Exercise
Show every line that has the string "Realizados" in it.

Provided records
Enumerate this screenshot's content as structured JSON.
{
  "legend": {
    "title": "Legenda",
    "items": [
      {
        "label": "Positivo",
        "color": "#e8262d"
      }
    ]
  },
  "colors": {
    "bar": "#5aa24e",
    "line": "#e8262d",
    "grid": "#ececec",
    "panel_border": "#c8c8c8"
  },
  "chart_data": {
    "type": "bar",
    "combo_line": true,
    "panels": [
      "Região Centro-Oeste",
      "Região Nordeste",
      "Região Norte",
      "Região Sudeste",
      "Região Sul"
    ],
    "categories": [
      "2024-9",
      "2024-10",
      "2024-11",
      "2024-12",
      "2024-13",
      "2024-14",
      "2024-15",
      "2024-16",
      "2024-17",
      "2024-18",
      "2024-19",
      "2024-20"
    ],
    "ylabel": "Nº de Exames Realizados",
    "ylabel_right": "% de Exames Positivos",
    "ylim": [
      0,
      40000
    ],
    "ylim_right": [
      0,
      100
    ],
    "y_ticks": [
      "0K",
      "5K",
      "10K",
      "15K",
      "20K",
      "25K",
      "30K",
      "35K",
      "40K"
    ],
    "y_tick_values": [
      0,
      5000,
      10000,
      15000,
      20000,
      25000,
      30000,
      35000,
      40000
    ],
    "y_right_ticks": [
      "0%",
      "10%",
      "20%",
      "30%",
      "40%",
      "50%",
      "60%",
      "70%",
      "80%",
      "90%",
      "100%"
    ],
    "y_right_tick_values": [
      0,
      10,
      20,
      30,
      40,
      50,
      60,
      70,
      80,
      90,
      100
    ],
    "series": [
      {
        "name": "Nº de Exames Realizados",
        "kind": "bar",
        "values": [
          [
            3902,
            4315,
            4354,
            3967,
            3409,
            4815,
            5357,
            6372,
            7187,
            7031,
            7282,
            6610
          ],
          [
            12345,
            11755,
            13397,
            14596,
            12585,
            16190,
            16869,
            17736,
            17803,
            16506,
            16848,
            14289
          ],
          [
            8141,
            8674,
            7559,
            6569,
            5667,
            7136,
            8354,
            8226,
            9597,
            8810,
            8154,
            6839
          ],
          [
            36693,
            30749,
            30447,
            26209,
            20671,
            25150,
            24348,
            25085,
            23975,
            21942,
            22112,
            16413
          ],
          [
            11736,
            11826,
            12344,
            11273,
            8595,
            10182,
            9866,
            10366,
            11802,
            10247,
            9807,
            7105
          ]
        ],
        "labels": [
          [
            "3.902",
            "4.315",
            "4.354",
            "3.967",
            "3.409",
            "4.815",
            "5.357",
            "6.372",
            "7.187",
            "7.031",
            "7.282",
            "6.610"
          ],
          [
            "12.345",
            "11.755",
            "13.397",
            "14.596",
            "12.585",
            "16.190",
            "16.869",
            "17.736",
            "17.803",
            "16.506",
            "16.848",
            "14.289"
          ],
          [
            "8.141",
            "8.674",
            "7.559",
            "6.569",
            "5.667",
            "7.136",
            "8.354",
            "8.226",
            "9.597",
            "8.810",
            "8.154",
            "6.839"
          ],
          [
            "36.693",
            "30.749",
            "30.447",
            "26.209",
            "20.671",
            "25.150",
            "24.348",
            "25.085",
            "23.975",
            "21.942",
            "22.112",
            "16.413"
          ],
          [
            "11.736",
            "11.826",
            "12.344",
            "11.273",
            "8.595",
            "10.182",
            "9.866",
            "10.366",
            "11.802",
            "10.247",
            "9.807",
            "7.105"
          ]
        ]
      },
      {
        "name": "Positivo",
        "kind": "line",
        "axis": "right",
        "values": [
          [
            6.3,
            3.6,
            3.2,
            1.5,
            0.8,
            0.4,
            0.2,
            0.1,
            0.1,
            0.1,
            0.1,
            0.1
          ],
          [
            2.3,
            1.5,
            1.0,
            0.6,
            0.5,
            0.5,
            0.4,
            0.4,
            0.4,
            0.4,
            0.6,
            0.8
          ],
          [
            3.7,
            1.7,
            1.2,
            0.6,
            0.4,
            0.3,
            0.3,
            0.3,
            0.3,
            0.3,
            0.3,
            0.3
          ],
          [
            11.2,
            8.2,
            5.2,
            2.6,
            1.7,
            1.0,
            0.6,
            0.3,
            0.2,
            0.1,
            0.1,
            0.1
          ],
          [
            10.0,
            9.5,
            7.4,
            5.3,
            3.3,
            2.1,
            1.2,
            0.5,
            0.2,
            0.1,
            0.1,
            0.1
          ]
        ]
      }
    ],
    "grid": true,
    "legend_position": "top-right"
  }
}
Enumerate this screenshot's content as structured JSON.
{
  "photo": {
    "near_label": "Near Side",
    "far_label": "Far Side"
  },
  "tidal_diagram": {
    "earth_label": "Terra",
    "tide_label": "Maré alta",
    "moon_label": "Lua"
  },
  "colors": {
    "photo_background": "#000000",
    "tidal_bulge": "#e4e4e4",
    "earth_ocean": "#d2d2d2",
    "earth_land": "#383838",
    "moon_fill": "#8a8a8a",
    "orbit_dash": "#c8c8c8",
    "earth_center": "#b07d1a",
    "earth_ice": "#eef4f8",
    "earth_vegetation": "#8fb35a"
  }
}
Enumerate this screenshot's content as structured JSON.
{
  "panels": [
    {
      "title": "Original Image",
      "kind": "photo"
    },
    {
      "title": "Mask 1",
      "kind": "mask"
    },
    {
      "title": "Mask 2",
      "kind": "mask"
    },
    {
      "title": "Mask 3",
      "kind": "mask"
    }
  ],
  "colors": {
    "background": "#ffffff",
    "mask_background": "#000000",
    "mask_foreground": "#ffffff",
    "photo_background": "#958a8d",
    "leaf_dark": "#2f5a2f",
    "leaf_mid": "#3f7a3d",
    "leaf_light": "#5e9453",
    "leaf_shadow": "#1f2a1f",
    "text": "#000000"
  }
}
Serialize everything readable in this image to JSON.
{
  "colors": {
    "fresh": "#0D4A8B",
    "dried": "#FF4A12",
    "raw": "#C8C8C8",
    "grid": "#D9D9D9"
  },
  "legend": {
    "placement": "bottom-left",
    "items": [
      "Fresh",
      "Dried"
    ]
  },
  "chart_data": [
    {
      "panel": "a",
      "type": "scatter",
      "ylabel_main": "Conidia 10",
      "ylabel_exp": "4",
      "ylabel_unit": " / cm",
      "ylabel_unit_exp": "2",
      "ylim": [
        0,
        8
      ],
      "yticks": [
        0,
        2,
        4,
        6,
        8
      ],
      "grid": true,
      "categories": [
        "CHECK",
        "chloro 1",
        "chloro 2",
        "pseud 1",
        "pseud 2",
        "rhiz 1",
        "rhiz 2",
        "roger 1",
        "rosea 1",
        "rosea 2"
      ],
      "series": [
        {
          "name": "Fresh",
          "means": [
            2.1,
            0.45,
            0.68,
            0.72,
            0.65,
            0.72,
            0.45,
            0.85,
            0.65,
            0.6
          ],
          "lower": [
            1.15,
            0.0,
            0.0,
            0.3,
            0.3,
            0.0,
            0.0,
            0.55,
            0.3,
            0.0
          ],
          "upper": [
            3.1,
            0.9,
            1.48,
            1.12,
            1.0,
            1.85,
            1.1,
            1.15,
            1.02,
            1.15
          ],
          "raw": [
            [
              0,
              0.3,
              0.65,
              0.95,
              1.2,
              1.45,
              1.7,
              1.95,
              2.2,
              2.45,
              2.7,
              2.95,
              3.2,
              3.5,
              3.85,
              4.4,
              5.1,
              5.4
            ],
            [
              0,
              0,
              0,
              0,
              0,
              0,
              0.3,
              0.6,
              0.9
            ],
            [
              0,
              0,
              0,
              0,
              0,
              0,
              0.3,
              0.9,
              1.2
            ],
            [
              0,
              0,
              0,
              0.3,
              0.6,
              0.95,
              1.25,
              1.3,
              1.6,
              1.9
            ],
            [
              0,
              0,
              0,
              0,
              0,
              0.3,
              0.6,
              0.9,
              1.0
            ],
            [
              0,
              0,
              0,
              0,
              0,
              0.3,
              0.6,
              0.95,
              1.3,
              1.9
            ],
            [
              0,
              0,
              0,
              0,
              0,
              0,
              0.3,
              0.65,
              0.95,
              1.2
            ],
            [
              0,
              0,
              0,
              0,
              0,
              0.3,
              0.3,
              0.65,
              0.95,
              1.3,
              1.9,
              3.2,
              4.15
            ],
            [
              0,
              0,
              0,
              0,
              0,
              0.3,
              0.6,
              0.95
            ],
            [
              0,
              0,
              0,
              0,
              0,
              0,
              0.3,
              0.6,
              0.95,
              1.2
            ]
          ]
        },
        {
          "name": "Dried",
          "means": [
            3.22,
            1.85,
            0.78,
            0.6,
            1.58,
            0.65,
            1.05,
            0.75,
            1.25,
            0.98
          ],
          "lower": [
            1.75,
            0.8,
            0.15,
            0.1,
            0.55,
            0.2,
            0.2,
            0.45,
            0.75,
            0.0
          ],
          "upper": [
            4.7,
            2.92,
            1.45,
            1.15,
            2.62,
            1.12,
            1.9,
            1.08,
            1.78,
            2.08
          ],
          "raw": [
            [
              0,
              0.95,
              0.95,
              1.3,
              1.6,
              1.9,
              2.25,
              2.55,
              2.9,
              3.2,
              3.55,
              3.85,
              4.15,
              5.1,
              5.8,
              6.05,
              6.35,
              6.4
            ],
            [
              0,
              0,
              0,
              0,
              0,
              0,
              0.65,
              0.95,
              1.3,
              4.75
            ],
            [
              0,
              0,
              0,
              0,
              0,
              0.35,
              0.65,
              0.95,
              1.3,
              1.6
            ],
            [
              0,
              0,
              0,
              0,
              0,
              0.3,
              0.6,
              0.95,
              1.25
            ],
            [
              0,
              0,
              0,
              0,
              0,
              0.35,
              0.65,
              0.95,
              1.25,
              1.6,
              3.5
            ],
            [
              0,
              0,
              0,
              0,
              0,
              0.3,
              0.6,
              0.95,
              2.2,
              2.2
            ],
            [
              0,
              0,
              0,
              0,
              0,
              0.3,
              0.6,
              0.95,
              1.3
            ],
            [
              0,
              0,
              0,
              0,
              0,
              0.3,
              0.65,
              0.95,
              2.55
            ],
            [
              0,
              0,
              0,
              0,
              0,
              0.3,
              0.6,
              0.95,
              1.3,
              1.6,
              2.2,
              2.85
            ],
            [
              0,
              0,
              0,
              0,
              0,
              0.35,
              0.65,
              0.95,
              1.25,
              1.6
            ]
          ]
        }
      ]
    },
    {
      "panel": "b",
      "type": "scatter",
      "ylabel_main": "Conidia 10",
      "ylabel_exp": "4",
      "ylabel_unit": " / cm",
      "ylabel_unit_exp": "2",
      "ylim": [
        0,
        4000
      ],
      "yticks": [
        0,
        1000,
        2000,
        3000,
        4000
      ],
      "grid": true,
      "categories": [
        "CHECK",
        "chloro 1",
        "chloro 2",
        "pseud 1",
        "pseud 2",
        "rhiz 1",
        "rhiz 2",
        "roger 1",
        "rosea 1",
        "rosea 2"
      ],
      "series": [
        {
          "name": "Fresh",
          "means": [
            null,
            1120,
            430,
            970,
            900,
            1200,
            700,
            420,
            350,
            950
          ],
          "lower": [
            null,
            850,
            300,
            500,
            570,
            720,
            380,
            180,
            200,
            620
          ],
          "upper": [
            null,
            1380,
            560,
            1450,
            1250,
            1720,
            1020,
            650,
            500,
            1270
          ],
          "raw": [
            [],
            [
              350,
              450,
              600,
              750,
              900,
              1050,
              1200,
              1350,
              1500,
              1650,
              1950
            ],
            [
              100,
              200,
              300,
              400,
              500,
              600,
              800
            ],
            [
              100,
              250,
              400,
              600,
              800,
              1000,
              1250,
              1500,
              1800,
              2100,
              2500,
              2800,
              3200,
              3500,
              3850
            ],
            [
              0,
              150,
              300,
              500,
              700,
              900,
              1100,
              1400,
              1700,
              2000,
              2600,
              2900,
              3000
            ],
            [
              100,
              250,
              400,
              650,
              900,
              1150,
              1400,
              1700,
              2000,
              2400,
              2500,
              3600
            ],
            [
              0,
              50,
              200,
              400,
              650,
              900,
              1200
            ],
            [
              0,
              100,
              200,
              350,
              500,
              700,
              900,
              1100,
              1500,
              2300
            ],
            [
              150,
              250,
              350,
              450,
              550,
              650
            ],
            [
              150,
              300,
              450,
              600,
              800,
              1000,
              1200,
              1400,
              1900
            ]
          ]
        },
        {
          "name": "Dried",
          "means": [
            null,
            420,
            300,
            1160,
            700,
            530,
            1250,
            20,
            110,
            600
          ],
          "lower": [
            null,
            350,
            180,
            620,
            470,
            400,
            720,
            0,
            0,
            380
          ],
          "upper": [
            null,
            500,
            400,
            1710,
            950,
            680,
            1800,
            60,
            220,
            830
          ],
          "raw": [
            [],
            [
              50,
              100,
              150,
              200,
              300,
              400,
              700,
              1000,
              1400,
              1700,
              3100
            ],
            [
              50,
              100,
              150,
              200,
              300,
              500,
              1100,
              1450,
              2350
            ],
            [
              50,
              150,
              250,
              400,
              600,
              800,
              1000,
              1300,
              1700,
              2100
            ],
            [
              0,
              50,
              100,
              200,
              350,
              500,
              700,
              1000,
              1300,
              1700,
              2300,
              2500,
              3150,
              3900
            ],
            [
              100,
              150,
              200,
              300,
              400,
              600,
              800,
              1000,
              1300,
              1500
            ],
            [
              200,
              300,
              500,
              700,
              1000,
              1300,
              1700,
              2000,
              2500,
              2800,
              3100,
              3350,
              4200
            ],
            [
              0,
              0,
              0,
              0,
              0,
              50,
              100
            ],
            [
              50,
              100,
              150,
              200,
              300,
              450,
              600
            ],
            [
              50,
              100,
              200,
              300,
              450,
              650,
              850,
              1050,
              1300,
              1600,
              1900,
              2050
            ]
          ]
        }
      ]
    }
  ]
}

Answer
    "ylabel": "Nº de Exames Realizados",
        "name": "Nº de Exames Realizados",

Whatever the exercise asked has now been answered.